From the listing below, count the lines where the string "calibration" occurs. Give the number, with no other words.

··· Record list

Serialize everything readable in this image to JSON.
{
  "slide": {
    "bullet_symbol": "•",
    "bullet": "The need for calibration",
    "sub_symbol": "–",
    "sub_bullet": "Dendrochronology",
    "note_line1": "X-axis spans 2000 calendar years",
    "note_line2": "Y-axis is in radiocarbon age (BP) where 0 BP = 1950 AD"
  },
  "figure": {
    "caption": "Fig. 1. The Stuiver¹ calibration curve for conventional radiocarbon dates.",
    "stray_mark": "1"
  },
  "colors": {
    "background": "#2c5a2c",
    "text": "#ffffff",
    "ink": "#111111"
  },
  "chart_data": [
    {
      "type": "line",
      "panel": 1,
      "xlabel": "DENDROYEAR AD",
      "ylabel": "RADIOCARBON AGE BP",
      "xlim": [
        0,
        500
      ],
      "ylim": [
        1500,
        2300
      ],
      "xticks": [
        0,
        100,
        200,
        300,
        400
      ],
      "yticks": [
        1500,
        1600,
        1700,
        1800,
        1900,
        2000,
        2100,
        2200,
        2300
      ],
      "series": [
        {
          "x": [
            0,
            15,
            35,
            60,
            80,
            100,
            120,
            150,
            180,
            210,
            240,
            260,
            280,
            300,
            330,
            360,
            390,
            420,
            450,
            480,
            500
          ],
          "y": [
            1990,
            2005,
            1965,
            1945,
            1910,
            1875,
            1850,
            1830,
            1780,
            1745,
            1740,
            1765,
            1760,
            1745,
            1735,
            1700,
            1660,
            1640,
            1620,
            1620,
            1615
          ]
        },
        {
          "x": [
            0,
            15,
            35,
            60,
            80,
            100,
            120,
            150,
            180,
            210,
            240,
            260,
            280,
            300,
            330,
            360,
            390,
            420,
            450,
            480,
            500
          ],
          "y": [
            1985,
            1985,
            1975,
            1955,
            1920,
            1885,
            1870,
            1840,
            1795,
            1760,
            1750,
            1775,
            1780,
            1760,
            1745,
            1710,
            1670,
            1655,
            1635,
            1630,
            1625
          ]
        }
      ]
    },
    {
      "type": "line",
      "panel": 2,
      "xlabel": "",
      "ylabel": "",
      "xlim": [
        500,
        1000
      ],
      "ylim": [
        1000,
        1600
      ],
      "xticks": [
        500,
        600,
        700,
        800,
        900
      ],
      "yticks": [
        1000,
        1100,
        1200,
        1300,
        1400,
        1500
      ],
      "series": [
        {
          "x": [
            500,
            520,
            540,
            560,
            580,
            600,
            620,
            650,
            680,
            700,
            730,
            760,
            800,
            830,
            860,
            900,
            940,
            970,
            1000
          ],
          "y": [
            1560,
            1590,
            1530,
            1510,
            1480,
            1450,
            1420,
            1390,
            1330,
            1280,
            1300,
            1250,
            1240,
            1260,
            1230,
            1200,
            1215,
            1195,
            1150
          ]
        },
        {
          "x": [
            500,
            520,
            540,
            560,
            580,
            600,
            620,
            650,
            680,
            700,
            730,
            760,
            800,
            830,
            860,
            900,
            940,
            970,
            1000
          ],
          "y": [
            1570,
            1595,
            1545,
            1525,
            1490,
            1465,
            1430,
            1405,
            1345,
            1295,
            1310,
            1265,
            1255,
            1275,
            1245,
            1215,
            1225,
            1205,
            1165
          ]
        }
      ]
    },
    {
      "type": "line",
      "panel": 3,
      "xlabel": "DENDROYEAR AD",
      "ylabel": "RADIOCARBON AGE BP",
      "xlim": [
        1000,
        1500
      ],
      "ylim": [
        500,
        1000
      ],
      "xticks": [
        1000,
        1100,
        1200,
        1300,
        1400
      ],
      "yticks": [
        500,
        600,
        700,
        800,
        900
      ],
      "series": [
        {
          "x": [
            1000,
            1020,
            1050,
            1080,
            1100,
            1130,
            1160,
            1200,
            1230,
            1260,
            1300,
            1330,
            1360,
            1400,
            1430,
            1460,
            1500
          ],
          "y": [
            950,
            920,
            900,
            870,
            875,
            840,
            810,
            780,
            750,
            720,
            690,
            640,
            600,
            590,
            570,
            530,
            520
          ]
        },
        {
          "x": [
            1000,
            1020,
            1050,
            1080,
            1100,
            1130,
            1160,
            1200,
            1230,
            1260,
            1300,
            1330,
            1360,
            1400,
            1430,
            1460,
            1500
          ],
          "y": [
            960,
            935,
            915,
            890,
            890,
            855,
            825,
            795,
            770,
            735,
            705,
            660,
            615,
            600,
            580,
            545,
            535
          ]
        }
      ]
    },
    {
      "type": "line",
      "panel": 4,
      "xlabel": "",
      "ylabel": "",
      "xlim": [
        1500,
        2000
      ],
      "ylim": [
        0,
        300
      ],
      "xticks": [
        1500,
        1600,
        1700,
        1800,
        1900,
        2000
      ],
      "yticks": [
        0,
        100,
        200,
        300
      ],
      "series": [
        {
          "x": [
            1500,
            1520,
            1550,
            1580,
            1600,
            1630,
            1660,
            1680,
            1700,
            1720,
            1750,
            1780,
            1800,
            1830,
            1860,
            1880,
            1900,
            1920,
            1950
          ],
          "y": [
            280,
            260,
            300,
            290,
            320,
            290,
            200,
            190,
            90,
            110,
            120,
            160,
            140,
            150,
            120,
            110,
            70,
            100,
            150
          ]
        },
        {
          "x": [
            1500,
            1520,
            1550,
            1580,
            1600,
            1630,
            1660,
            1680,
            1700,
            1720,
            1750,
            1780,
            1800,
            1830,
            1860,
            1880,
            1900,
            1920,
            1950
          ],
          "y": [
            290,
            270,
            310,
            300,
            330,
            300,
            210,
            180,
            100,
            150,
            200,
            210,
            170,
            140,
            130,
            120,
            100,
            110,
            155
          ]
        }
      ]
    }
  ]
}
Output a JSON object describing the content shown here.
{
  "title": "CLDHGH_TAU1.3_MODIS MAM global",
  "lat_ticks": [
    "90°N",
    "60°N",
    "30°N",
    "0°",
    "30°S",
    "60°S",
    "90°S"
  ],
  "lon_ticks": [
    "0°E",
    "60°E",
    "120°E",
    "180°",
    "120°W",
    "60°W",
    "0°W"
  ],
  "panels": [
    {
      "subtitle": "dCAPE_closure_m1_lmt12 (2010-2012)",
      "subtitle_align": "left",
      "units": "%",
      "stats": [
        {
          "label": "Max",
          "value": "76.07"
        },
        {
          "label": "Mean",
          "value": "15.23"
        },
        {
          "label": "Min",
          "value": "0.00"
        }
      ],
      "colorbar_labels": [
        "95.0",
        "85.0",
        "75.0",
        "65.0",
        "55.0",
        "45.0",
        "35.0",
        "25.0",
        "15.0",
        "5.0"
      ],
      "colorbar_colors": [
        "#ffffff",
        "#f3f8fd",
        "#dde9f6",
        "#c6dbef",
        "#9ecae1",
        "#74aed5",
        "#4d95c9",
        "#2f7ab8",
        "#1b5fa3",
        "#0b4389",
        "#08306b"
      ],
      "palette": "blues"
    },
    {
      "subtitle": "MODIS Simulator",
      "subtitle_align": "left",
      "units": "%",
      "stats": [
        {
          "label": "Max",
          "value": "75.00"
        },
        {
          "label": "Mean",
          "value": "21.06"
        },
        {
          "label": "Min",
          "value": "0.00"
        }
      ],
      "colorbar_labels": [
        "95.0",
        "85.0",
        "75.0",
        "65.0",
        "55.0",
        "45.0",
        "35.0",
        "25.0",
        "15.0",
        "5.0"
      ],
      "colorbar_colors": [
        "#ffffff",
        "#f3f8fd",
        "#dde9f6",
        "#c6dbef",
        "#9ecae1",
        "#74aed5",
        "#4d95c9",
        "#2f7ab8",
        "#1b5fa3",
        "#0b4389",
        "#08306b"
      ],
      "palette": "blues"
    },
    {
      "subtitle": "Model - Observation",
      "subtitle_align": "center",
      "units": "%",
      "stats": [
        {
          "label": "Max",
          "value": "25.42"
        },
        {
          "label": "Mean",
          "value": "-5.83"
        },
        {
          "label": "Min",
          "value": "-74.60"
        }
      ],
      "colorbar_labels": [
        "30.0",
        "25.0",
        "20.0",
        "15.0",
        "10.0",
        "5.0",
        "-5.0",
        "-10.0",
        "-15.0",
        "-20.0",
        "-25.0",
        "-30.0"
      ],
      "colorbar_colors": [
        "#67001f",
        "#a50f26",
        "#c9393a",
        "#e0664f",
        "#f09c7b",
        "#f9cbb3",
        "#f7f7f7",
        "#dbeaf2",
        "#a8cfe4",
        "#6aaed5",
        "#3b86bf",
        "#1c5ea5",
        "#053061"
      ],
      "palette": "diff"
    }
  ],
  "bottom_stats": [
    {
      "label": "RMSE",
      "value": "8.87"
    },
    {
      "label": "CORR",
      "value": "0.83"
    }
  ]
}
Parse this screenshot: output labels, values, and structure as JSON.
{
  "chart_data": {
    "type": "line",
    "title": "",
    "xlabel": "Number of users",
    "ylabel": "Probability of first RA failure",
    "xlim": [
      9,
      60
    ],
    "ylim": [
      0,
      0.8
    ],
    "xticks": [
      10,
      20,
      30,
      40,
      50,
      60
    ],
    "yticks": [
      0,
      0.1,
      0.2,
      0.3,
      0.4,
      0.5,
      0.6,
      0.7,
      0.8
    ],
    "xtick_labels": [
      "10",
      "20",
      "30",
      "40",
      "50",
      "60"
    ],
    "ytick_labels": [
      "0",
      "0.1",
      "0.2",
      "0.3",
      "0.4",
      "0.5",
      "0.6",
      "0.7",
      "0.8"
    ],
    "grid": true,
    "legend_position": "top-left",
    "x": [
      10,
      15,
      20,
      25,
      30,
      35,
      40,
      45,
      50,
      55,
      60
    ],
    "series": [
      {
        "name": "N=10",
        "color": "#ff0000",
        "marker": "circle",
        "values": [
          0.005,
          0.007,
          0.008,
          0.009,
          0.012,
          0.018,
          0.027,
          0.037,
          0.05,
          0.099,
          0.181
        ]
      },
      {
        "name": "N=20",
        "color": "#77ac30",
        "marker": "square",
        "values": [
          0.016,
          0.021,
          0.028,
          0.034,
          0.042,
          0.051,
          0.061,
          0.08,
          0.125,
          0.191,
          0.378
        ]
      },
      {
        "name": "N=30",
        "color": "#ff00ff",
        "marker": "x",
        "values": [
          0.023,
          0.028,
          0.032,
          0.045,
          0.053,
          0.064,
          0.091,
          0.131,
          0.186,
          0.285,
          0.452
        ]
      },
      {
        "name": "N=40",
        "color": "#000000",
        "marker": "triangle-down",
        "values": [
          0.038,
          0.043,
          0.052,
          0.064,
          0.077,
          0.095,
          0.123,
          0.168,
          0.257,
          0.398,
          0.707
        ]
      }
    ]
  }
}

······

§ Solution: 2